Return all lines with the word "coordinate" in them.

------ Records provided ------

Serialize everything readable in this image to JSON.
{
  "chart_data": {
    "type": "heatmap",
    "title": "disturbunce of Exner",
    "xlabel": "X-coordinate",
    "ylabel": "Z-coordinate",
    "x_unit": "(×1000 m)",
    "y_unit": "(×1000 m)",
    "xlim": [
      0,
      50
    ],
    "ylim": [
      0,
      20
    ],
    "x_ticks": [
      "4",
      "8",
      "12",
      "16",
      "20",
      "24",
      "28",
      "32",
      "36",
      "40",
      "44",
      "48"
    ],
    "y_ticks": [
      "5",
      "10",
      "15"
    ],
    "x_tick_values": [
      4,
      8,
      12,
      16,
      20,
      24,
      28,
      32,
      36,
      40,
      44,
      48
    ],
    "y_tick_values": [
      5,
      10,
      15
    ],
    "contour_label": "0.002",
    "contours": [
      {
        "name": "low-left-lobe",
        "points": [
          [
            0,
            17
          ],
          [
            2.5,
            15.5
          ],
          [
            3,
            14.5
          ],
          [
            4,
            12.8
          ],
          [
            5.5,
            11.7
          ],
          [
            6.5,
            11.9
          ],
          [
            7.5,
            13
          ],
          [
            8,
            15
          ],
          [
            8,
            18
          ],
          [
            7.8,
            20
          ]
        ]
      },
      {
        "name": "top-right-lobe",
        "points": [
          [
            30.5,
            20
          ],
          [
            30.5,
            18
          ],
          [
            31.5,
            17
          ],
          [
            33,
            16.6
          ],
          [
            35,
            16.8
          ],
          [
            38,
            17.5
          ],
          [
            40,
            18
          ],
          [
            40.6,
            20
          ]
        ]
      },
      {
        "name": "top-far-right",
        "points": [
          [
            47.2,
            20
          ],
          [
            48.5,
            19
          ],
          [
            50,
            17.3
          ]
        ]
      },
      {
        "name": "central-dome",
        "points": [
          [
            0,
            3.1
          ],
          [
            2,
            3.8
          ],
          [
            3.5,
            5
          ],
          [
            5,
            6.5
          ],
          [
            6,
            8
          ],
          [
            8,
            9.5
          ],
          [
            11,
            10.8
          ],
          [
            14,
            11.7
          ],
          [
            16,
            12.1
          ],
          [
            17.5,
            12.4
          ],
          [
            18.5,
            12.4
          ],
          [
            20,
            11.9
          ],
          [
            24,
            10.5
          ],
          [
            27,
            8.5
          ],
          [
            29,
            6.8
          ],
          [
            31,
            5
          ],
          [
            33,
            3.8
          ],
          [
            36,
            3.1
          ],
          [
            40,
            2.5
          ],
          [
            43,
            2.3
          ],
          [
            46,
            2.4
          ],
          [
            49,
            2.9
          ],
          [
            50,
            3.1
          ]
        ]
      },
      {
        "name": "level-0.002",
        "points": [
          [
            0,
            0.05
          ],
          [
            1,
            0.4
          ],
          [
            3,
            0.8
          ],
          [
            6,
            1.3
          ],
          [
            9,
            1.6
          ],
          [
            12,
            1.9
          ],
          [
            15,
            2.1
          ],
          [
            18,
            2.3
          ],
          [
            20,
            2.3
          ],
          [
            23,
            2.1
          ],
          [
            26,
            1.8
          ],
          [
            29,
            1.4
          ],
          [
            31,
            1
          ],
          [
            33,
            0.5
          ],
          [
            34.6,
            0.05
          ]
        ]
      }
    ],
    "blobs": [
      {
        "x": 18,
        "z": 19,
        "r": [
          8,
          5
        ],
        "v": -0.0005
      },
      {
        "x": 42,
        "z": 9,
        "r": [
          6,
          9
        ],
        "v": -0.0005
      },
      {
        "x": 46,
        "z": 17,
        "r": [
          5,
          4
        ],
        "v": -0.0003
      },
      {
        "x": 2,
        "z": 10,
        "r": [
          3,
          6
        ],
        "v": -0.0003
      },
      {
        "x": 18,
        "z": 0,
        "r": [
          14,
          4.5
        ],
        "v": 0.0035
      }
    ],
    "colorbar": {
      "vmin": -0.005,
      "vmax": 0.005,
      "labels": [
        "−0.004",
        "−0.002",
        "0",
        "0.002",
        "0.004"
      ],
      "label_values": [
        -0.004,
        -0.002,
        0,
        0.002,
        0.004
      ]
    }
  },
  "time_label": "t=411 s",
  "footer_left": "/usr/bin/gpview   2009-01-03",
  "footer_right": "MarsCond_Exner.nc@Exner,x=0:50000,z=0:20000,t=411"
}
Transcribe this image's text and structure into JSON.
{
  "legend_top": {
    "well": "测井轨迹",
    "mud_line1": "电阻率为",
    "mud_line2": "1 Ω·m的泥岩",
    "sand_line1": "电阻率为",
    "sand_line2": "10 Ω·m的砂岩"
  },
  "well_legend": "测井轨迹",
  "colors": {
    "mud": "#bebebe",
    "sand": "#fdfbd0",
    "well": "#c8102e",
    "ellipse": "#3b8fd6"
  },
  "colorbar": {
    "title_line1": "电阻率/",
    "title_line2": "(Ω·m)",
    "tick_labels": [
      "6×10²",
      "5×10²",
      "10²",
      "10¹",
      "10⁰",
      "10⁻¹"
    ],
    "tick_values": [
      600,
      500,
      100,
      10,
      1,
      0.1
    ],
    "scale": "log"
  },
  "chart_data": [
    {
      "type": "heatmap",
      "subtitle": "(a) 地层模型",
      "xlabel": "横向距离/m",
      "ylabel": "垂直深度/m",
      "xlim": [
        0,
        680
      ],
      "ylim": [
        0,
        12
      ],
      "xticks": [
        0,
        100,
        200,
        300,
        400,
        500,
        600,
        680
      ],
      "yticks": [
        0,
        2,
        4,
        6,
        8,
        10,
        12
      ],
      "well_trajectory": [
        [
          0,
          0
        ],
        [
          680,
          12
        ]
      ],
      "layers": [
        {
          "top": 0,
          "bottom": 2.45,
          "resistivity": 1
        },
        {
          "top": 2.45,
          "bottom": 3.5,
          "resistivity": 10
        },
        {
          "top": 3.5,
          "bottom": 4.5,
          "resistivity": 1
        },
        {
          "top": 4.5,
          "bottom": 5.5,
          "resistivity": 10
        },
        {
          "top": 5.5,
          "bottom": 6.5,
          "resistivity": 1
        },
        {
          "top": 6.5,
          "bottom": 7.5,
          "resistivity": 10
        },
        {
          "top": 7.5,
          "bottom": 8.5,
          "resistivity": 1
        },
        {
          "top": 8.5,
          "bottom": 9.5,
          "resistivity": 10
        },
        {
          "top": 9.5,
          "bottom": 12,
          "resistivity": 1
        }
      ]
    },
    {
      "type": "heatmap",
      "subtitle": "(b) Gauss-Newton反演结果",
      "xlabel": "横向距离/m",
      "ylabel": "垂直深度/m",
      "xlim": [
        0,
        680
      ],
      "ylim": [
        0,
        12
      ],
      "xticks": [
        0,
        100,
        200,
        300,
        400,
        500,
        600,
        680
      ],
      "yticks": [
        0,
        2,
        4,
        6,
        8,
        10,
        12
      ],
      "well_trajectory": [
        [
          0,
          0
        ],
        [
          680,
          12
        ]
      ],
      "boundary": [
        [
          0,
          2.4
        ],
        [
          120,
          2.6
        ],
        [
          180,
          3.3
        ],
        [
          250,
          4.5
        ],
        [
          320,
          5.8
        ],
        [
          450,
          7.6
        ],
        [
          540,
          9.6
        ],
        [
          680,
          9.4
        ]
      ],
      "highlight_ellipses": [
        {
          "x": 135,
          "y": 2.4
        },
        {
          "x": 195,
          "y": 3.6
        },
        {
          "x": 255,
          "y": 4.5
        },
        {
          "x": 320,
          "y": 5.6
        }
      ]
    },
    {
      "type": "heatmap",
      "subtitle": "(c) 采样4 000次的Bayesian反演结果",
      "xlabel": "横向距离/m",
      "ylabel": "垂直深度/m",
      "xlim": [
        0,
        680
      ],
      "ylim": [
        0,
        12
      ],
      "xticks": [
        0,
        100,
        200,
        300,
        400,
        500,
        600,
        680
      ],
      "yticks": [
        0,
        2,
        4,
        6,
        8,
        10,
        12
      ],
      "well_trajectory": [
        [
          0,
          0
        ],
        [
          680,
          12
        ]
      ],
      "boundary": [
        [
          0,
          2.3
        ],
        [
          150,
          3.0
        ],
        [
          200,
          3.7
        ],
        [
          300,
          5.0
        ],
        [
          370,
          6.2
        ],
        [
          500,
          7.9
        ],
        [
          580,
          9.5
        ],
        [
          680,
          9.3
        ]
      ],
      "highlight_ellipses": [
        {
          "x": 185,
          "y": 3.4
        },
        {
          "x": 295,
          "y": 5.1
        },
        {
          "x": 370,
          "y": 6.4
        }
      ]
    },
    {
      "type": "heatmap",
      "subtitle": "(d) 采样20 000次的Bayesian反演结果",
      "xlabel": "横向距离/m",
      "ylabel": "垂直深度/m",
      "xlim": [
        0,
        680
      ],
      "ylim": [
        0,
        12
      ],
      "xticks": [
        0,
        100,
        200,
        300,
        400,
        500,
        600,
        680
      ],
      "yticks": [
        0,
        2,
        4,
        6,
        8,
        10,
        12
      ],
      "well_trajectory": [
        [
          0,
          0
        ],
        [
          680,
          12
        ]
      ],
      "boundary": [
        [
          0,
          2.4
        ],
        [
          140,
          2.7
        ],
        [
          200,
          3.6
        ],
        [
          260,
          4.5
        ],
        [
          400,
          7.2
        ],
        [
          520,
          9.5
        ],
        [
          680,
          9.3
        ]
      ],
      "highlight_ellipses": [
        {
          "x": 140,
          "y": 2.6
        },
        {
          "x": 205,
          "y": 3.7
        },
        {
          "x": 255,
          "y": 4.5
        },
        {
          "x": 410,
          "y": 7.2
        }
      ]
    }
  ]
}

------

-- Written answer --
    "xlabel": "X-coordinate",
    "ylabel": "Z-coordinate",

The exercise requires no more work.